Every line below must be reproduced exactly. Copy them all.

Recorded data
━━━━━━━━
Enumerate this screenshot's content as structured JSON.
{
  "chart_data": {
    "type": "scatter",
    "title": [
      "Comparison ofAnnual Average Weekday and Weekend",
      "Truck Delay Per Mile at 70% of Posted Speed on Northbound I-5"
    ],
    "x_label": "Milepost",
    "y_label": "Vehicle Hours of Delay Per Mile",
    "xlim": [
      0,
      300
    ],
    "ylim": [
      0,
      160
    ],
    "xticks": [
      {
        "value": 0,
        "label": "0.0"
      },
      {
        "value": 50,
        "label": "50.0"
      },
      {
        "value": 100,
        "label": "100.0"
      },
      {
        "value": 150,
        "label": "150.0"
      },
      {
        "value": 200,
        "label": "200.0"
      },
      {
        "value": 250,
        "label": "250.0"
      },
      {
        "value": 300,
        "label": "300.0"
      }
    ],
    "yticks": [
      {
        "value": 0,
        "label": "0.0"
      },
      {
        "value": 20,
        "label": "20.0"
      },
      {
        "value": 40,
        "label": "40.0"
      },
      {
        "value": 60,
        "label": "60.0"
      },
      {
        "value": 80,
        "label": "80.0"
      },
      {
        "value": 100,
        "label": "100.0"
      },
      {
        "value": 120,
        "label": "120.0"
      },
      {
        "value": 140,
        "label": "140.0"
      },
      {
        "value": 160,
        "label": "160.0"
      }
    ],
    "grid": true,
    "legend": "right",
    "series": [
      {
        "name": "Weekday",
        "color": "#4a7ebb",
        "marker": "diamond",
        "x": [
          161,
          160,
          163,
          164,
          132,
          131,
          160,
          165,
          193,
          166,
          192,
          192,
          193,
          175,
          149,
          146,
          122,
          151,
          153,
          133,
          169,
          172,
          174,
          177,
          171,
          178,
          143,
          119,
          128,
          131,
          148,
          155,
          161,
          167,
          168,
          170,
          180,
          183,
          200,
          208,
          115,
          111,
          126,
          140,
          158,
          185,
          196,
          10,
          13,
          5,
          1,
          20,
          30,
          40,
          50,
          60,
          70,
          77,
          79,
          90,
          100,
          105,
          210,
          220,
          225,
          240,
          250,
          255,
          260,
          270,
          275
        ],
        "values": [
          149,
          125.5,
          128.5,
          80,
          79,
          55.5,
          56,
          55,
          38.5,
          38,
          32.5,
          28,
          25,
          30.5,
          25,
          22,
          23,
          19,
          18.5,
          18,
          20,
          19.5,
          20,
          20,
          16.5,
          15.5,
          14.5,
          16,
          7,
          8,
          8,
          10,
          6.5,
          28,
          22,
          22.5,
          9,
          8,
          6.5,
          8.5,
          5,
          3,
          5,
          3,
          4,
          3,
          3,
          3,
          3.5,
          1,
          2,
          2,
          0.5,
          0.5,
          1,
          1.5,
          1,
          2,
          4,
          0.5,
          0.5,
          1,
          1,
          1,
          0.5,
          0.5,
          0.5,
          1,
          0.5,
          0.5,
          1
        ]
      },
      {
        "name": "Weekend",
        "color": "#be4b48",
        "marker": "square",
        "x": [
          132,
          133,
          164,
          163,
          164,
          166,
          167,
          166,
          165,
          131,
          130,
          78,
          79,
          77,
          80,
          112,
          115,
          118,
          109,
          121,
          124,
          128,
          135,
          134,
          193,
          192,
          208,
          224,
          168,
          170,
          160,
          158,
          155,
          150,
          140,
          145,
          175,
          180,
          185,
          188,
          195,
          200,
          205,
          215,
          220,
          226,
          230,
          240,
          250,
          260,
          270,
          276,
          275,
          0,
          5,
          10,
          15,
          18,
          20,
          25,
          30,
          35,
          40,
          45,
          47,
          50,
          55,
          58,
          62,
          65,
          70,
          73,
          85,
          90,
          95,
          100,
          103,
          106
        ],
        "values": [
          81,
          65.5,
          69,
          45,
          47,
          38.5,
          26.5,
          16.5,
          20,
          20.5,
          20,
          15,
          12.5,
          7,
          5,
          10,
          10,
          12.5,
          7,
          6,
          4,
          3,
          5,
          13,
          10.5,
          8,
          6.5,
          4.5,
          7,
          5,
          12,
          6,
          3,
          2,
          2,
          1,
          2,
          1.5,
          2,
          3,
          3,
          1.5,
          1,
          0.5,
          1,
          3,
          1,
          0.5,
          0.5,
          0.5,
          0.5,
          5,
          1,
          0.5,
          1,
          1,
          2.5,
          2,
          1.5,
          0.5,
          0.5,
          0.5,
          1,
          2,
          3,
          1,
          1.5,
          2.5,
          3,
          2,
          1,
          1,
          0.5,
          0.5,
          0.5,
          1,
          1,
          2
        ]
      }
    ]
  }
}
━━━━━━━━
**Result of this task:**
Enumerate this screenshot's content as structured JSON.
{
  "chart_data": {
    "type": "scatter",
    "title": [
      "Comparison ofAnnual Average Weekday and Weekend",
      "Truck Delay Per Mile at 70% of Posted Speed on Northbound I-5"
    ],
    "x_label": "Milepost",
    "y_label": "Vehicle Hours of Delay Per Mile",
    "xlim": [
      0,
      300
    ],
    "ylim": [
      0,
      160
    ],
    "xticks": [
      {
        "value": 0,
        "label": "0.0"
      },
      {
        "value": 50,
        "label": "50.0"
      },
      {
        "value": 100,
        "label": "100.0"
      },
      {
        "value": 150,
        "label": "150.0"
      },
      {
        "value": 200,
        "label": "200.0"
      },
      {
        "value": 250,
        "label": "250.0"
      },
      {
        "value": 300,
        "label": "300.0"
      }
    ],
    "yticks": [
      {
        "value": 0,
        "label": "0.0"
      },
      {
        "value": 20,
        "label": "20.0"
      },
      {
        "value": 40,
        "label": "40.0"
      },
      {
        "value": 60,
        "label": "60.0"
      },
      {
        "value": 80,
        "label": "80.0"
      },
      {
        "value": 100,
        "label": "100.0"
      },
      {
        "value": 120,
        "label": "120.0"
      },
      {
        "value": 140,
        "label": "140.0"
      },
      {
        "value": 160,
        "label": "160.0"
      }
    ],
    "grid": true,
    "legend": "right",
    "series": [
      {
        "name": "Weekday",
        "color": "#4a7ebb",
        "marker": "diamond",
        "x": [
          161,
          160,
          163,
          164,
          132,
          131,
          160,
          165,
          193,
          166,
          192,
          192,
          193,
          175,
          149,
          146,
          122,
          151,
          153,
          133,
          169,
          172,
          174,
          177,
          171,
          178,
          143,
          119,
          128,
          131,
          148,
          155,
          161,
          167,
          168,
          170,
          180,
          183,
          200,
          208,
          115,
          111,
          126,
          140,
          158,
          185,
          196,
          10,
          13,
          5,
          1,
          20,
          30,
          40,
          50,
          60,
          70,
          77,
          79,
          90,
          100,
          105,
          210,
          220,
          225,
          240,
          250,
          255,
          260,
          270,
          275
        ],
        "values": [
          149,
          125.5,
          128.5,
          80,
          79,
          55.5,
          56,
          55,
          38.5,
          38,
          32.5,
          28,
          25,
          30.5,
          25,
          22,
          23,
          19,
          18.5,
          18,
          20,
          19.5,
          20,
          20,
          16.5,
          15.5,
          14.5,
          16,
          7,
          8,
          8,
          10,
          6.5,
          28,
          22,
          22.5,
          9,
          8,
          6.5,
          8.5,
          5,
          3,
          5,
          3,
          4,
          3,
          3,
          3,
          3.5,
          1,
          2,
          2,
          0.5,
          0.5,
          1,
          1.5,
          1,
          2,
          4,
          0.5,
          0.5,
          1,
          1,
          1,
          0.5,
          0.5,
          0.5,
          1,
          0.5,
          0.5,
          1
        ]
      },
      {
        "name": "Weekend",
        "color": "#be4b48",
        "marker": "square",
        "x": [
          132,
          133,
          164,
          163,
          164,
          166,
          167,
          166,
          165,
          131,
          130,
          78,
          79,
          77,
          80,
          112,
          115,
          118,
          109,
          121,
          124,
          128,
          135,
          134,
          193,
          192,
          208,
          224,
          168,
          170,
          160,
          158,
          155,
          150,
          140,
          145,
          175,
          180,
          185,
          188,
          195,
          200,
          205,
          215,
          220,
          226,
          230,
          240,
          250,
          260,
          270,
          276,
          275,
          0,
          5,
          10,
          15,
          18,
          20,
          25,
          30,
          35,
          40,
          45,
          47,
          50,
          55,
          58,
          62,
          65,
          70,
          73,
          85,
          90,
          95,
          100,
          103,
          106
        ],
        "values": [
          81,
          65.5,
          69,
          45,
          47,
          38.5,
          26.5,
          16.5,
          20,
          20.5,
          20,
          15,
          12.5,
          7,
          5,
          10,
          10,
          12.5,
          7,
          6,
          4,
          3,
          5,
          13,
          10.5,
          8,
          6.5,
          4.5,
          7,
          5,
          12,
          6,
          3,
          2,
          2,
          1,
          2,
          1.5,
          2,
          3,
          3,
          1.5,
          1,
          0.5,
          1,
          3,
          1,
          0.5,
          0.5,
          0.5,
          0.5,
          5,
          1,
          0.5,
          1,
          1,
          2.5,
          2,
          1.5,
          0.5,
          0.5,
          0.5,
          1,
          2,
          3,
          1,
          1.5,
          2.5,
          3,
          2,
          1,
          1,
          0.5,
          0.5,
          0.5,
          1,
          1,
          2
        ]
      }
    ]
  }
}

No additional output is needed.